WRITTEN EXERCISE: Each line containing the word "from" needs to be copied.

MATERIAL FOR THE TASK:
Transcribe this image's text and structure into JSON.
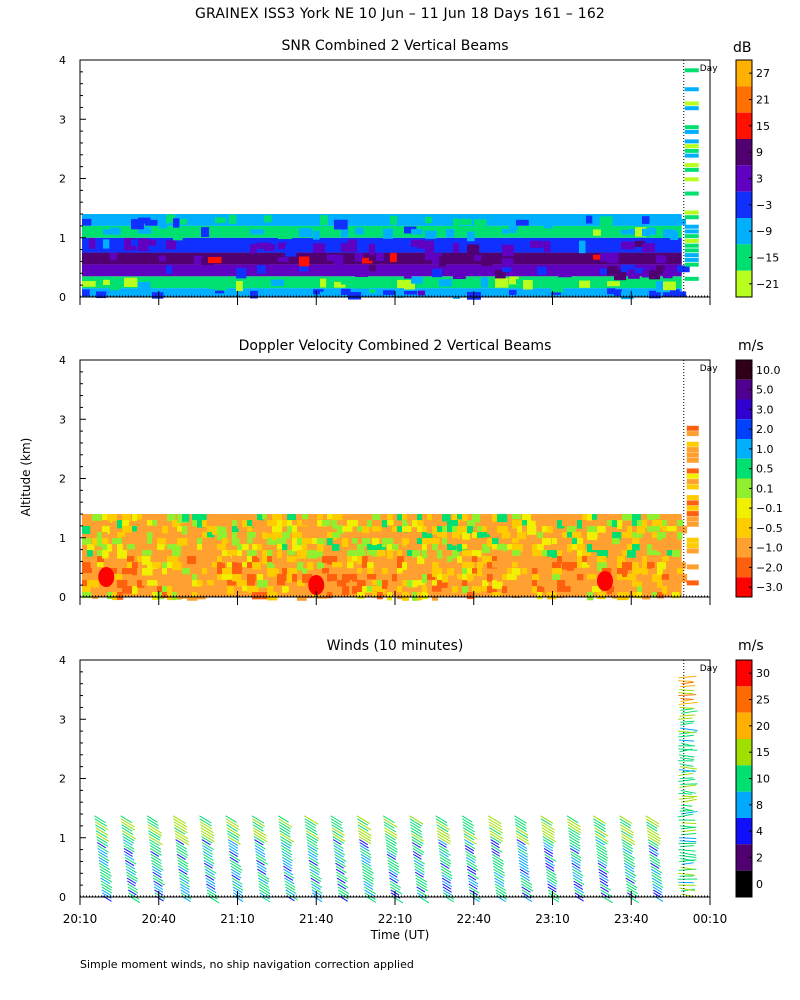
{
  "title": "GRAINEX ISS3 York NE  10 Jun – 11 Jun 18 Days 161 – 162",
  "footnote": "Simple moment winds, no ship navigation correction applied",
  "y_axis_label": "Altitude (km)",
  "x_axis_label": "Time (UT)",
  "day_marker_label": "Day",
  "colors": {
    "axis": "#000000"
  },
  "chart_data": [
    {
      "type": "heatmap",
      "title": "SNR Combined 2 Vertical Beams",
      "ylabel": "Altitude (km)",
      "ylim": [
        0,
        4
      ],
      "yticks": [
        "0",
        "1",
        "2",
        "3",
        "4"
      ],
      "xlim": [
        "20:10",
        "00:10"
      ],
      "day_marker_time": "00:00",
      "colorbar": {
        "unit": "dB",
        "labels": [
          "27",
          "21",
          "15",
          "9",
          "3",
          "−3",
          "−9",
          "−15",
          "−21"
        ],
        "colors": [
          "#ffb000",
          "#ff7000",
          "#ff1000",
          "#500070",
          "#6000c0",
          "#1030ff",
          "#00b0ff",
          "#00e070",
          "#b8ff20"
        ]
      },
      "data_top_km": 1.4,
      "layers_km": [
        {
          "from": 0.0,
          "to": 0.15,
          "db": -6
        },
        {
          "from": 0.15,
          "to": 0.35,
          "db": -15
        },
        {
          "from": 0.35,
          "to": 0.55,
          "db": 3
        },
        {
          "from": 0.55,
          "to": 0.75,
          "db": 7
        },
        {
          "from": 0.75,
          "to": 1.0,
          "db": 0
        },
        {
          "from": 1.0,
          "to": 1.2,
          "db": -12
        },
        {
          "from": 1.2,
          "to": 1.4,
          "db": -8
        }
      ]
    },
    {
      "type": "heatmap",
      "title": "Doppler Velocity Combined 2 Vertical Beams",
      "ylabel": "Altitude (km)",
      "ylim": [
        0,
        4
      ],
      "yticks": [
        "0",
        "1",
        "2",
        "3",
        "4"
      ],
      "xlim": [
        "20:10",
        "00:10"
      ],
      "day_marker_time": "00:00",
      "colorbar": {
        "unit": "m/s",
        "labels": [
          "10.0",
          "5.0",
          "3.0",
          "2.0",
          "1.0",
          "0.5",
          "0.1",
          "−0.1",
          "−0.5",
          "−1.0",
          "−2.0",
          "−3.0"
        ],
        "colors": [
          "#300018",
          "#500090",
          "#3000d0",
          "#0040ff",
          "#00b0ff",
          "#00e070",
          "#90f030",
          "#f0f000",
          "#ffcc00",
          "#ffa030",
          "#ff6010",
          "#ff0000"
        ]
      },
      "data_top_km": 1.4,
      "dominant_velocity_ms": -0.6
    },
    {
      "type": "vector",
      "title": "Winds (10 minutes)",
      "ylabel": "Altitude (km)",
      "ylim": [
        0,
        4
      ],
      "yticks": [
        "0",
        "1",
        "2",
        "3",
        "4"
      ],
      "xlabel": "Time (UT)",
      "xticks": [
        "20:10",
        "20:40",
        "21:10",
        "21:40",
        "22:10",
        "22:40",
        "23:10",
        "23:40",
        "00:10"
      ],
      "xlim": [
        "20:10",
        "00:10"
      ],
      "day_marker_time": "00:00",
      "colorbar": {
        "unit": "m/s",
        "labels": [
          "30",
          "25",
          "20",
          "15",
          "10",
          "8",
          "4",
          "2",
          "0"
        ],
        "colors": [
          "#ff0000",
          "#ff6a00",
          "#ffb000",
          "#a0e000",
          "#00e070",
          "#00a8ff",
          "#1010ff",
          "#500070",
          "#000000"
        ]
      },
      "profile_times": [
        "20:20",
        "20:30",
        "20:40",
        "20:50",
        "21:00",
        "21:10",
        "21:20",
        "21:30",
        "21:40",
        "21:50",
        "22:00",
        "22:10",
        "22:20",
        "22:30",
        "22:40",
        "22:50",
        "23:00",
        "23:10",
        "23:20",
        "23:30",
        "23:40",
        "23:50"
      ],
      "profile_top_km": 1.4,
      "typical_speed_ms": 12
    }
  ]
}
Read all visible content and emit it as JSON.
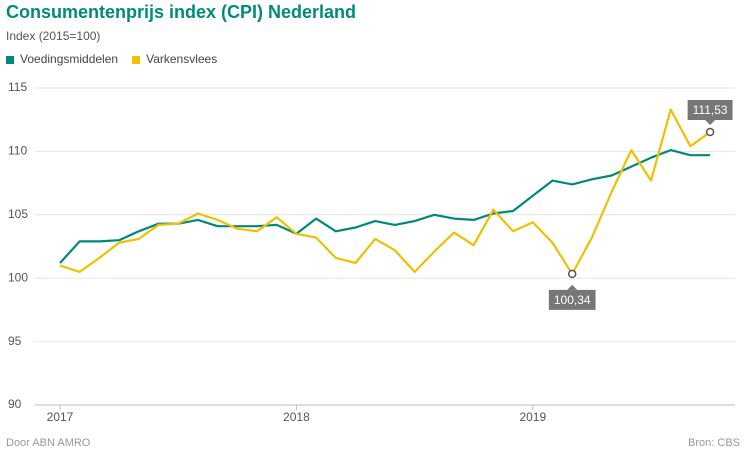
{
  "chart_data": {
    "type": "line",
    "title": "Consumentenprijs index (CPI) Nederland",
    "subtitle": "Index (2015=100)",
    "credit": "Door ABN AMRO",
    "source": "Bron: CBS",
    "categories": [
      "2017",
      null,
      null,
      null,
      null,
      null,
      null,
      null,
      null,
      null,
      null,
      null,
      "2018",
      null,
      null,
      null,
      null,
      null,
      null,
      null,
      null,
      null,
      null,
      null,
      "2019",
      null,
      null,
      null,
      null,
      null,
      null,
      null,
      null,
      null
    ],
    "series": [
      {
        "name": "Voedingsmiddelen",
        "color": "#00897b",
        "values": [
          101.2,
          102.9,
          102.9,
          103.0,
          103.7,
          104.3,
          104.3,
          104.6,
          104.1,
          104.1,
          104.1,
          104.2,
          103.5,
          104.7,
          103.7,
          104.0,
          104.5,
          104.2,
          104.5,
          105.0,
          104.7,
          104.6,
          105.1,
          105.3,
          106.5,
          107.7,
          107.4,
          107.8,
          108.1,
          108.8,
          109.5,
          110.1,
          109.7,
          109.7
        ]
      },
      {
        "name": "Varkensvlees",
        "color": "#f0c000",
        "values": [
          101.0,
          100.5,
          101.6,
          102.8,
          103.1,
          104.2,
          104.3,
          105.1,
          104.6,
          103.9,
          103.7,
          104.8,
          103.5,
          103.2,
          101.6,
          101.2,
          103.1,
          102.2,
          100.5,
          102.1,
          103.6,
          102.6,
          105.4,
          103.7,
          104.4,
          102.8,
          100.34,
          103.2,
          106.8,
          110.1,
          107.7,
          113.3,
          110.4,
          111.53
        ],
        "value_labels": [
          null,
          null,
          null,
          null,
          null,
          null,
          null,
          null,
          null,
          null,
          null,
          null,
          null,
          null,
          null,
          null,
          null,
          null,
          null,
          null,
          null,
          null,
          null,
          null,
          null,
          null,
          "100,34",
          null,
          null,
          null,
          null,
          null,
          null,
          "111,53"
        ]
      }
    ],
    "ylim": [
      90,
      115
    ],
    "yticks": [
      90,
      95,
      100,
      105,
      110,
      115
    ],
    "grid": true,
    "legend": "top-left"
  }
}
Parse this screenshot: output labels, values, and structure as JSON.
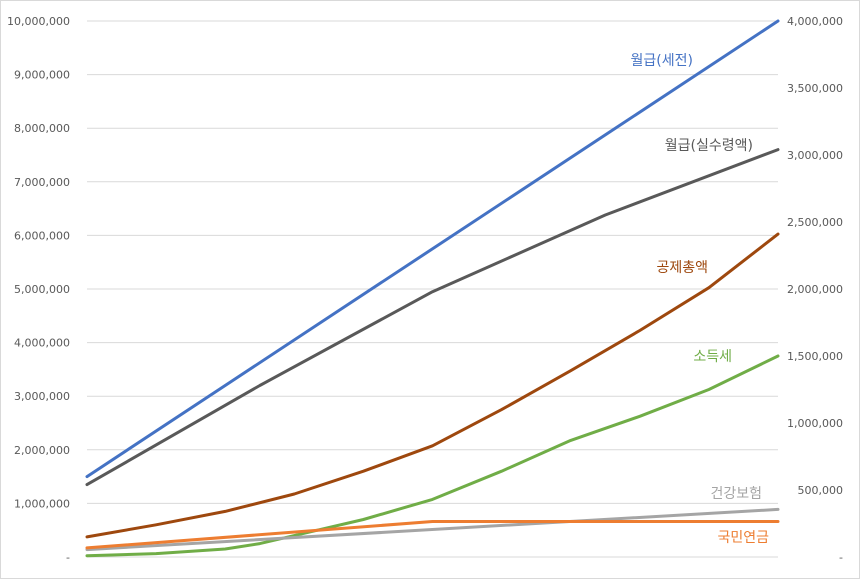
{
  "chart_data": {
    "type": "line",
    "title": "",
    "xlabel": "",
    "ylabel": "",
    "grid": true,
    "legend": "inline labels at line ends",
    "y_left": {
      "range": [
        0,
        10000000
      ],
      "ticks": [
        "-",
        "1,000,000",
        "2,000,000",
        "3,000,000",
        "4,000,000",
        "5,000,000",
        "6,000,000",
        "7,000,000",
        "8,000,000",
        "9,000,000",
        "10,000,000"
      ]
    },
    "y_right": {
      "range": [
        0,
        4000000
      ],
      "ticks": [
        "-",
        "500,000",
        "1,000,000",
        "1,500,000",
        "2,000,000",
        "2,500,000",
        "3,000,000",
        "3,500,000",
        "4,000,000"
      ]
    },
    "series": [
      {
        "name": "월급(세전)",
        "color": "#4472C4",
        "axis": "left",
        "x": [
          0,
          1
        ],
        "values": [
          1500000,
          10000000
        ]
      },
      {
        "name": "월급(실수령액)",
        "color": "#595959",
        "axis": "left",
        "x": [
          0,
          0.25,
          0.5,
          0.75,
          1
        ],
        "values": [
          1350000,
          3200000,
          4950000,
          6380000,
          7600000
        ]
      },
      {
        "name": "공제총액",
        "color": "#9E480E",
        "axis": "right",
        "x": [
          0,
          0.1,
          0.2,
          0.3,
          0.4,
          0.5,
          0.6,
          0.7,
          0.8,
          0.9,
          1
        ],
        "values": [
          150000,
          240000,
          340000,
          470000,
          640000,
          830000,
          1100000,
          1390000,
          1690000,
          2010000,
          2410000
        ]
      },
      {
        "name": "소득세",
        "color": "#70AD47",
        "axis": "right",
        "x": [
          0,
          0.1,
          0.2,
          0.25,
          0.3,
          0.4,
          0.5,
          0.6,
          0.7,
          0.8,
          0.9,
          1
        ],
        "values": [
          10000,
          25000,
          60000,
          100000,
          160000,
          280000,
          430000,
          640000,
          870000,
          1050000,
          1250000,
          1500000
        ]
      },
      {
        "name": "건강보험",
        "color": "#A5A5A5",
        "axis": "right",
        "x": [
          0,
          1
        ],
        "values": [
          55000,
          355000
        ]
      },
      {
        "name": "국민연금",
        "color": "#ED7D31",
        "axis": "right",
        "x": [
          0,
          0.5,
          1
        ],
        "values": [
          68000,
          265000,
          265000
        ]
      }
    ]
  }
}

TASK RESULT:
          "from": 0.0,
          "from": 0.15,
          "from": 0.35,
          "from": 0.55,
          "from": 0.75,
          "from": 1.0,
          "from": 1.2,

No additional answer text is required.